Quote the entries that follow exactly, leaving none out.

— Begin PROVIDED INFORMATION —

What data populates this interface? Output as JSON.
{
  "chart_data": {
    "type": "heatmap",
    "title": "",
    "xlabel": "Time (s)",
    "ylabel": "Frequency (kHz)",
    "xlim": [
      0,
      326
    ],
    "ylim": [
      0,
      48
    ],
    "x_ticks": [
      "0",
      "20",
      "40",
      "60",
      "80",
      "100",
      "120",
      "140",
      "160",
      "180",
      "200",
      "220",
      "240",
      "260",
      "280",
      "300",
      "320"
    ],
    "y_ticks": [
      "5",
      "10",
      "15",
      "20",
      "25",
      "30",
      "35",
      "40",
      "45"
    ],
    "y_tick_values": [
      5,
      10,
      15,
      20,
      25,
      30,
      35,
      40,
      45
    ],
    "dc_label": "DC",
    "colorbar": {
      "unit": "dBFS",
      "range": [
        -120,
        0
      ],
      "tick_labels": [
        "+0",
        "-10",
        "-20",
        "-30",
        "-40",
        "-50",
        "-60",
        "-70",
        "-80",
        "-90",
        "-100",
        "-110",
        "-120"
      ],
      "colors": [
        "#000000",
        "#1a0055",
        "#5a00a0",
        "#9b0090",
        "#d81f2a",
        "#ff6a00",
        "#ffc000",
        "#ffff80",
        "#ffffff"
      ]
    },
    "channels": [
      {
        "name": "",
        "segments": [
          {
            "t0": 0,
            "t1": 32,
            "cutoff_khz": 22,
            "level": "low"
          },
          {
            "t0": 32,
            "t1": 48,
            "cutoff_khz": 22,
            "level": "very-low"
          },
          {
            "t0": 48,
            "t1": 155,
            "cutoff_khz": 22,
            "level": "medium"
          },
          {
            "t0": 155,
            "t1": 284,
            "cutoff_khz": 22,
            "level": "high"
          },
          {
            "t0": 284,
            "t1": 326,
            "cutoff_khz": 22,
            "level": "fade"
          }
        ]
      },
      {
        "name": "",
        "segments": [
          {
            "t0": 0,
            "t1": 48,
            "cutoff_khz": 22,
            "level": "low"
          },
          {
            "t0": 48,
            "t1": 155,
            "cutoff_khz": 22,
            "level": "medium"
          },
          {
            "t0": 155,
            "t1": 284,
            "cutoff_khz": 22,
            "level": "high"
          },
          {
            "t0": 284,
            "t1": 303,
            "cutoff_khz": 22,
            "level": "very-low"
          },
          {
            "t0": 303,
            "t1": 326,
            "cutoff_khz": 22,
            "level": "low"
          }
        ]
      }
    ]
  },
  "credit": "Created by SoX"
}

— End PROVIDED INFORMATION —

• **RESULT BELOW**:
What data populates this interface? Output as JSON.
{
  "chart_data": {
    "type": "heatmap",
    "title": "",
    "xlabel": "Time (s)",
    "ylabel": "Frequency (kHz)",
    "xlim": [
      0,
      326
    ],
    "ylim": [
      0,
      48
    ],
    "x_ticks": [
      "0",
      "20",
      "40",
      "60",
      "80",
      "100",
      "120",
      "140",
      "160",
      "180",
      "200",
      "220",
      "240",
      "260",
      "280",
      "300",
      "320"
    ],
    "y_ticks": [
      "5",
      "10",
      "15",
      "20",
      "25",
      "30",
      "35",
      "40",
      "45"
    ],
    "y_tick_values": [
      5,
      10,
      15,
      20,
      25,
      30,
      35,
      40,
      45
    ],
    "dc_label": "DC",
    "colorbar": {
      "unit": "dBFS",
      "range": [
        -120,
        0
      ],
      "tick_labels": [
        "+0",
        "-10",
        "-20",
        "-30",
        "-40",
        "-50",
        "-60",
        "-70",
        "-80",
        "-90",
        "-100",
        "-110",
        "-120"
      ],
      "colors": [
        "#000000",
        "#1a0055",
        "#5a00a0",
        "#9b0090",
        "#d81f2a",
        "#ff6a00",
        "#ffc000",
        "#ffff80",
        "#ffffff"
      ]
    },
    "channels": [
      {
        "name": "",
        "segments": [
          {
            "t0": 0,
            "t1": 32,
            "cutoff_khz": 22,
            "level": "low"
          },
          {
            "t0": 32,
            "t1": 48,
            "cutoff_khz": 22,
            "level": "very-low"
          },
          {
            "t0": 48,
            "t1": 155,
            "cutoff_khz": 22,
            "level": "medium"
          },
          {
            "t0": 155,
            "t1": 284,
            "cutoff_khz": 22,
            "level": "high"
          },
          {
            "t0": 284,
            "t1": 326,
            "cutoff_khz": 22,
            "level": "fade"
          }
        ]
      },
      {
        "name": "",
        "segments": [
          {
            "t0": 0,
            "t1": 48,
            "cutoff_khz": 22,
            "level": "low"
          },
          {
            "t0": 48,
            "t1": 155,
            "cutoff_khz": 22,
            "level": "medium"
          },
          {
            "t0": 155,
            "t1": 284,
            "cutoff_khz": 22,
            "level": "high"
          },
          {
            "t0": 284,
            "t1": 303,
            "cutoff_khz": 22,
            "level": "very-low"
          },
          {
            "t0": 303,
            "t1": 326,
            "cutoff_khz": 22,
            "level": "low"
          }
        ]
      }
    ]
  },
  "credit": "Created by SoX"
}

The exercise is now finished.